## EXERCISE OBJECTIVE
Read the records and write them out again exactly.
▽
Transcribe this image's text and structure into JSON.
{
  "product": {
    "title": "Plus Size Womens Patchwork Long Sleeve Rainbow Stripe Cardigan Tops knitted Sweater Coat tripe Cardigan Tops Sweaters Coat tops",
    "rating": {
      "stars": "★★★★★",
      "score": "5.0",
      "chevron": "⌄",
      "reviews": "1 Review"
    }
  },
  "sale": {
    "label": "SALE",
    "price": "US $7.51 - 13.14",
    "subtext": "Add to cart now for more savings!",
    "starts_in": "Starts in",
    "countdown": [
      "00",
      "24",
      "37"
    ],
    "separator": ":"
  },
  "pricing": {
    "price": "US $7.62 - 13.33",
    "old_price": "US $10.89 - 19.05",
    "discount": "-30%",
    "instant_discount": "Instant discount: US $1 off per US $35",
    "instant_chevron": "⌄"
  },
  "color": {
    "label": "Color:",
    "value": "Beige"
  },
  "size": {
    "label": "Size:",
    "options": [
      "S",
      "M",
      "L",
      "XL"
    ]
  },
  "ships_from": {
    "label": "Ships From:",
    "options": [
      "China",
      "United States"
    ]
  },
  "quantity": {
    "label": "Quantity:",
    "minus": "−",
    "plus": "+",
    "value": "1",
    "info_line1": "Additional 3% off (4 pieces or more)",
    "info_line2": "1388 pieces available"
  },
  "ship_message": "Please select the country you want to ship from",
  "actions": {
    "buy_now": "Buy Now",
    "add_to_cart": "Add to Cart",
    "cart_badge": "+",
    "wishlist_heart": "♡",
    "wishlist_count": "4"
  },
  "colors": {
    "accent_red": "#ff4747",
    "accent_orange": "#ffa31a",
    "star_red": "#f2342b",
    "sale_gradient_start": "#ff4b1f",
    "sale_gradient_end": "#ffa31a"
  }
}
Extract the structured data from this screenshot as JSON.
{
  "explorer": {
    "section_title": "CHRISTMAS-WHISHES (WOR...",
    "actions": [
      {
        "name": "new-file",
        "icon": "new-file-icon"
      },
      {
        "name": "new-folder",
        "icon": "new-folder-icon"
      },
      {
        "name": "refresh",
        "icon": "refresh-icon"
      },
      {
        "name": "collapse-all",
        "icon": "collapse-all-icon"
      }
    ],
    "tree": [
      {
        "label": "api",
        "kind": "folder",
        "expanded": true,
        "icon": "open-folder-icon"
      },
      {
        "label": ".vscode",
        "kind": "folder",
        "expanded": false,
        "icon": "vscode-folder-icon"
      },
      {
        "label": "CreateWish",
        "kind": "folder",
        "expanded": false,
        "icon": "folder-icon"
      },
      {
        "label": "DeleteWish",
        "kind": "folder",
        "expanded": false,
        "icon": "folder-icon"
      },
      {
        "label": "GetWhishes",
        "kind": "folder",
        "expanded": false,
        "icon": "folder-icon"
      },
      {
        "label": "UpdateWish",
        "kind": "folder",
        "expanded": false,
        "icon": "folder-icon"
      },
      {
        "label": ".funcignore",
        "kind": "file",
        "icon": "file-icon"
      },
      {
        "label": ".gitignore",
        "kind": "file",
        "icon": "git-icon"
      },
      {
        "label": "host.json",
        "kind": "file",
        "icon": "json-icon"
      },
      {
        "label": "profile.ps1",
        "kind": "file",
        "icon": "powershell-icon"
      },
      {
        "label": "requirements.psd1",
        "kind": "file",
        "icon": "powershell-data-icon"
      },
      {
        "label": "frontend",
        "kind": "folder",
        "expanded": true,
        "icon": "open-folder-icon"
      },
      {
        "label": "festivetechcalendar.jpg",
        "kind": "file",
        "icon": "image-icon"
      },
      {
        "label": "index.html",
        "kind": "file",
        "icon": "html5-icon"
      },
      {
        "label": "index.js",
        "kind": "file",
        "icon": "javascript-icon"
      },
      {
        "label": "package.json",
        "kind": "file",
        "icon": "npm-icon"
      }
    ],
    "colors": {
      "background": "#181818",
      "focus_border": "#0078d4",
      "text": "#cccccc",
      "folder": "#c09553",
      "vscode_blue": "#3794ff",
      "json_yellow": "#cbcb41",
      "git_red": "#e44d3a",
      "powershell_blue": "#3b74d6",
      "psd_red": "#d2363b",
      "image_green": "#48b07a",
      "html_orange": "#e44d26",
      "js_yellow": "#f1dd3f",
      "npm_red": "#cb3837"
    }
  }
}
△
## TASK RESULT
Transcribe this image's text and structure into JSON.
{
  "product": {
    "title": "Plus Size Womens Patchwork Long Sleeve Rainbow Stripe Cardigan Tops knitted Sweater Coat tripe Cardigan Tops Sweaters Coat tops",
    "rating": {
      "stars": "★★★★★",
      "score": "5.0",
      "chevron": "⌄",
      "reviews": "1 Review"
    }
  },
  "sale": {
    "label": "SALE",
    "price": "US $7.51 - 13.14",
    "subtext": "Add to cart now for more savings!",
    "starts_in": "Starts in",
    "countdown": [
      "00",
      "24",
      "37"
    ],
    "separator": ":"
  },
  "pricing": {
    "price": "US $7.62 - 13.33",
    "old_price": "US $10.89 - 19.05",
    "discount": "-30%",
    "instant_discount": "Instant discount: US $1 off per US $35",
    "instant_chevron": "⌄"
  },
  "color": {
    "label": "Color:",
    "value": "Beige"
  },
  "size": {
    "label": "Size:",
    "options": [
      "S",
      "M",
      "L",
      "XL"
    ]
  },
  "ships_from": {
    "label": "Ships From:",
    "options": [
      "China",
      "United States"
    ]
  },
  "quantity": {
    "label": "Quantity:",
    "minus": "−",
    "plus": "+",
    "value": "1",
    "info_line1": "Additional 3% off (4 pieces or more)",
    "info_line2": "1388 pieces available"
  },
  "ship_message": "Please select the country you want to ship from",
  "actions": {
    "buy_now": "Buy Now",
    "add_to_cart": "Add to Cart",
    "cart_badge": "+",
    "wishlist_heart": "♡",
    "wishlist_count": "4"
  },
  "colors": {
    "accent_red": "#ff4747",
    "accent_orange": "#ffa31a",
    "star_red": "#f2342b",
    "sale_gradient_start": "#ff4b1f",
    "sale_gradient_end": "#ffa31a"
  }
}
Extract the structured data from this screenshot as JSON.
{
  "explorer": {
    "section_title": "CHRISTMAS-WHISHES (WOR...",
    "actions": [
      {
        "name": "new-file",
        "icon": "new-file-icon"
      },
      {
        "name": "new-folder",
        "icon": "new-folder-icon"
      },
      {
        "name": "refresh",
        "icon": "refresh-icon"
      },
      {
        "name": "collapse-all",
        "icon": "collapse-all-icon"
      }
    ],
    "tree": [
      {
        "label": "api",
        "kind": "folder",
        "expanded": true,
        "icon": "open-folder-icon"
      },
      {
        "label": ".vscode",
        "kind": "folder",
        "expanded": false,
        "icon": "vscode-folder-icon"
      },
      {
        "label": "CreateWish",
        "kind": "folder",
        "expanded": false,
        "icon": "folder-icon"
      },
      {
        "label": "DeleteWish",
        "kind": "folder",
        "expanded": false,
        "icon": "folder-icon"
      },
      {
        "label": "GetWhishes",
        "kind": "folder",
        "expanded": false,
        "icon": "folder-icon"
      },
      {
        "label": "UpdateWish",
        "kind": "folder",
        "expanded": false,
        "icon": "folder-icon"
      },
      {
        "label": ".funcignore",
        "kind": "file",
        "icon": "file-icon"
      },
      {
        "label": ".gitignore",
        "kind": "file",
        "icon": "git-icon"
      },
      {
        "label": "host.json",
        "kind": "file",
        "icon": "json-icon"
      },
      {
        "label": "profile.ps1",
        "kind": "file",
        "icon": "powershell-icon"
      },
      {
        "label": "requirements.psd1",
        "kind": "file",
        "icon": "powershell-data-icon"
      },
      {
        "label": "frontend",
        "kind": "folder",
        "expanded": true,
        "icon": "open-folder-icon"
      },
      {
        "label": "festivetechcalendar.jpg",
        "kind": "file",
        "icon": "image-icon"
      },
      {
        "label": "index.html",
        "kind": "file",
        "icon": "html5-icon"
      },
      {
        "label": "index.js",
        "kind": "file",
        "icon": "javascript-icon"
      },
      {
        "label": "package.json",
        "kind": "file",
        "icon": "npm-icon"
      }
    ],
    "colors": {
      "background": "#181818",
      "focus_border": "#0078d4",
      "text": "#cccccc",
      "folder": "#c09553",
      "vscode_blue": "#3794ff",
      "json_yellow": "#cbcb41",
      "git_red": "#e44d3a",
      "powershell_blue": "#3b74d6",
      "psd_red": "#d2363b",
      "image_green": "#48b07a",
      "html_orange": "#e44d26",
      "js_yellow": "#f1dd3f",
      "npm_red": "#cb3837"
    }
  }
}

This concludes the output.